* What you have to do *
Give the listing again in full, exactly as written.
######
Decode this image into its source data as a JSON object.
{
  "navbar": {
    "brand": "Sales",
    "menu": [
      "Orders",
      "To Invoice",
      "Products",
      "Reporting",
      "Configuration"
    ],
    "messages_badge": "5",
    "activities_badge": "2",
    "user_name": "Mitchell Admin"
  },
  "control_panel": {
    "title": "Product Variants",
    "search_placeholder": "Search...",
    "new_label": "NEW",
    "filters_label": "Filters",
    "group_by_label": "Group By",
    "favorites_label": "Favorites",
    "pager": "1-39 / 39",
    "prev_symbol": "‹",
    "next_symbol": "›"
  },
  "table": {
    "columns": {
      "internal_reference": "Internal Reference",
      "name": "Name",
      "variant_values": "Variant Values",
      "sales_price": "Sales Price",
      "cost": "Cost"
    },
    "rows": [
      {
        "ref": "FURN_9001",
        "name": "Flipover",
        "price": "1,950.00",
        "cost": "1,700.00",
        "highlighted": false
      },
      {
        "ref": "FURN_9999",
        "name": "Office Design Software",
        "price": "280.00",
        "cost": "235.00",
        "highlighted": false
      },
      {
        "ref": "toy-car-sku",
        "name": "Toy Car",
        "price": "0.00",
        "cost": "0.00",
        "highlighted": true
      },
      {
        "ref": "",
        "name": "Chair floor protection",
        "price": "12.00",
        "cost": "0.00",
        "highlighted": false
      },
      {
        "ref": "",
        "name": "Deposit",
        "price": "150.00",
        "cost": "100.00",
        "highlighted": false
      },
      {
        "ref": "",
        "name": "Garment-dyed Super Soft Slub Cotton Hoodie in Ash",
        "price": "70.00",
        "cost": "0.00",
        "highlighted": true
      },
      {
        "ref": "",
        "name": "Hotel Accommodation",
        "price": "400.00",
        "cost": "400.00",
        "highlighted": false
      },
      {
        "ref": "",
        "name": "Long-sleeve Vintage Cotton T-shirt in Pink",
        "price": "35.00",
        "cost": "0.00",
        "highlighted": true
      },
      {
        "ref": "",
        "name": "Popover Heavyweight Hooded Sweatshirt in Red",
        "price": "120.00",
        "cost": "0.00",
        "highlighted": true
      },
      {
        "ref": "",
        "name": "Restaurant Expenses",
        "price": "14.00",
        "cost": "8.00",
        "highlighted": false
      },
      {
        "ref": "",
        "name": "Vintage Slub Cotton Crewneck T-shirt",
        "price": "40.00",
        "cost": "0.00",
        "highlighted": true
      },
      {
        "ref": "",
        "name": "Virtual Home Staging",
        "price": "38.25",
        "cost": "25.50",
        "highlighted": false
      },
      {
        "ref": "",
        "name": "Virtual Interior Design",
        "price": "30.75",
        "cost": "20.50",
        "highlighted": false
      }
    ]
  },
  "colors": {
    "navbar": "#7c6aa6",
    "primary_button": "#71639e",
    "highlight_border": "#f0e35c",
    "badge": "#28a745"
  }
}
######
* Problem solution *
Decode this image into its source data as a JSON object.
{
  "navbar": {
    "brand": "Sales",
    "menu": [
      "Orders",
      "To Invoice",
      "Products",
      "Reporting",
      "Configuration"
    ],
    "messages_badge": "5",
    "activities_badge": "2",
    "user_name": "Mitchell Admin"
  },
  "control_panel": {
    "title": "Product Variants",
    "search_placeholder": "Search...",
    "new_label": "NEW",
    "filters_label": "Filters",
    "group_by_label": "Group By",
    "favorites_label": "Favorites",
    "pager": "1-39 / 39",
    "prev_symbol": "‹",
    "next_symbol": "›"
  },
  "table": {
    "columns": {
      "internal_reference": "Internal Reference",
      "name": "Name",
      "variant_values": "Variant Values",
      "sales_price": "Sales Price",
      "cost": "Cost"
    },
    "rows": [
      {
        "ref": "FURN_9001",
        "name": "Flipover",
        "price": "1,950.00",
        "cost": "1,700.00",
        "highlighted": false
      },
      {
        "ref": "FURN_9999",
        "name": "Office Design Software",
        "price": "280.00",
        "cost": "235.00",
        "highlighted": false
      },
      {
        "ref": "toy-car-sku",
        "name": "Toy Car",
        "price": "0.00",
        "cost": "0.00",
        "highlighted": true
      },
      {
        "ref": "",
        "name": "Chair floor protection",
        "price": "12.00",
        "cost": "0.00",
        "highlighted": false
      },
      {
        "ref": "",
        "name": "Deposit",
        "price": "150.00",
        "cost": "100.00",
        "highlighted": false
      },
      {
        "ref": "",
        "name": "Garment-dyed Super Soft Slub Cotton Hoodie in Ash",
        "price": "70.00",
        "cost": "0.00",
        "highlighted": true
      },
      {
        "ref": "",
        "name": "Hotel Accommodation",
        "price": "400.00",
        "cost": "400.00",
        "highlighted": false
      },
      {
        "ref": "",
        "name": "Long-sleeve Vintage Cotton T-shirt in Pink",
        "price": "35.00",
        "cost": "0.00",
        "highlighted": true
      },
      {
        "ref": "",
        "name": "Popover Heavyweight Hooded Sweatshirt in Red",
        "price": "120.00",
        "cost": "0.00",
        "highlighted": true
      },
      {
        "ref": "",
        "name": "Restaurant Expenses",
        "price": "14.00",
        "cost": "8.00",
        "highlighted": false
      },
      {
        "ref": "",
        "name": "Vintage Slub Cotton Crewneck T-shirt",
        "price": "40.00",
        "cost": "0.00",
        "highlighted": true
      },
      {
        "ref": "",
        "name": "Virtual Home Staging",
        "price": "38.25",
        "cost": "25.50",
        "highlighted": false
      },
      {
        "ref": "",
        "name": "Virtual Interior Design",
        "price": "30.75",
        "cost": "20.50",
        "highlighted": false
      }
    ]
  },
  "colors": {
    "navbar": "#7c6aa6",
    "primary_button": "#71639e",
    "highlight_border": "#f0e35c",
    "badge": "#28a745"
  }
}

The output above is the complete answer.